### Requirements:
Count how many lines in the material below hold the word "button"; the reply is that number alone.
--- Begin Records for processing ---
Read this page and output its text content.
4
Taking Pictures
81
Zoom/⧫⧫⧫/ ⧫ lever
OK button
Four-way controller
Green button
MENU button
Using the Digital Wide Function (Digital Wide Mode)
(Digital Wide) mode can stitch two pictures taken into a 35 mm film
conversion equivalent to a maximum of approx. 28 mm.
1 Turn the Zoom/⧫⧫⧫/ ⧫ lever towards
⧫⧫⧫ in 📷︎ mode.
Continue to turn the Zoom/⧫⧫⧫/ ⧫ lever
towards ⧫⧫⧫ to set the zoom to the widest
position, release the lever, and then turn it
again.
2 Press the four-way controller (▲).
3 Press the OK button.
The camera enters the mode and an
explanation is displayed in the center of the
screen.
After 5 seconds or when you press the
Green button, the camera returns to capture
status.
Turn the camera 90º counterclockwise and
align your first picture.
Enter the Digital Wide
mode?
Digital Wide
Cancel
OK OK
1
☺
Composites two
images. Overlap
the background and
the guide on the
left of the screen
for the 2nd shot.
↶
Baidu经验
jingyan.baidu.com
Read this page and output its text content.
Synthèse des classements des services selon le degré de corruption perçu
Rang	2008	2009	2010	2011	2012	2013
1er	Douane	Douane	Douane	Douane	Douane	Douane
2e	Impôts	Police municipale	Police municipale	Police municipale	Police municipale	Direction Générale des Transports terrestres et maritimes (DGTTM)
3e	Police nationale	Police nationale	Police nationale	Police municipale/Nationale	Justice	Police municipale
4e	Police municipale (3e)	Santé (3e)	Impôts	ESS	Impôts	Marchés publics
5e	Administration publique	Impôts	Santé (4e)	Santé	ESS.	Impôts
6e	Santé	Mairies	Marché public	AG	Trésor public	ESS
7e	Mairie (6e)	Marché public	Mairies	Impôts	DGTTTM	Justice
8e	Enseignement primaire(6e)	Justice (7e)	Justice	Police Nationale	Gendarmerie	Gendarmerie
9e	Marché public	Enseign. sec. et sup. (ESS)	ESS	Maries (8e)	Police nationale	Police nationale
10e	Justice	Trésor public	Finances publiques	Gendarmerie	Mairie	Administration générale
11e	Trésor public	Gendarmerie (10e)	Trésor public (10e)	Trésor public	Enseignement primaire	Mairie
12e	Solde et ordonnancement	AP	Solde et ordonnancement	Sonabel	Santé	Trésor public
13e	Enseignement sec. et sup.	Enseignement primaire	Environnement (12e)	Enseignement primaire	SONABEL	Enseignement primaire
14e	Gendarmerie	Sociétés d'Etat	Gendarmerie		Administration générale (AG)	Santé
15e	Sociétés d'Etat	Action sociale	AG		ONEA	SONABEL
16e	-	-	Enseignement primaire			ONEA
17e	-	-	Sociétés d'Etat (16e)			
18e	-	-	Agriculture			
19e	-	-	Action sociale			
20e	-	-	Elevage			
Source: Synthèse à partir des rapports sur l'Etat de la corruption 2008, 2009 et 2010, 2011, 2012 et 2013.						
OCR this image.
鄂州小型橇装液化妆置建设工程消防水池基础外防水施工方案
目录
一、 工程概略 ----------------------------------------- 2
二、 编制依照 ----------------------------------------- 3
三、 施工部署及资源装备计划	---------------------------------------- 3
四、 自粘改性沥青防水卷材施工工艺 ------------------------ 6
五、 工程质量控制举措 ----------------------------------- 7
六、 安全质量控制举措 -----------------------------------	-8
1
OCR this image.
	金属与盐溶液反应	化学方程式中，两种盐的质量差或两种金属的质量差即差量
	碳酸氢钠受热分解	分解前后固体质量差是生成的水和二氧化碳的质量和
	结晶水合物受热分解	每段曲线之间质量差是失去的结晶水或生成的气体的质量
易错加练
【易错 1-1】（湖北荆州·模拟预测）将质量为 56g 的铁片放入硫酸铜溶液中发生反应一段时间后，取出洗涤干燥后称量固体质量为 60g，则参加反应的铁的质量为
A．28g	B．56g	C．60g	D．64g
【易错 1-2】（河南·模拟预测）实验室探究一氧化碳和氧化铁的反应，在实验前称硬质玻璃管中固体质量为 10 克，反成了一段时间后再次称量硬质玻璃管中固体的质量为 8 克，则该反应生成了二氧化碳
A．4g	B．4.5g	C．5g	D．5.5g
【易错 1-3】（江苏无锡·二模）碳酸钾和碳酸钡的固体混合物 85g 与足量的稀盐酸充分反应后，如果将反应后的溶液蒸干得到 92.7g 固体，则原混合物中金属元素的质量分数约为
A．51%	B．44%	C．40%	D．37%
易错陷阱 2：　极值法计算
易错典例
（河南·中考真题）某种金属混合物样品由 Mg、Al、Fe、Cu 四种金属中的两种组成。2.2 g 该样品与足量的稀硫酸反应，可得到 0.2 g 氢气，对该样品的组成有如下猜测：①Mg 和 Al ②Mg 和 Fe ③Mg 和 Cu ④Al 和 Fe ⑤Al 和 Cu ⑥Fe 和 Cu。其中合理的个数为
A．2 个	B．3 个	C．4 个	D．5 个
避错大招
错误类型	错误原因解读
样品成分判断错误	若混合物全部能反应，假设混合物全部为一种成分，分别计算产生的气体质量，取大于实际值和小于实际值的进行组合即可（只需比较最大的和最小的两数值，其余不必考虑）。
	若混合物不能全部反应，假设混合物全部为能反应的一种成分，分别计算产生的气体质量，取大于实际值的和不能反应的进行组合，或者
--- End Records for processing ---
### Written response:
5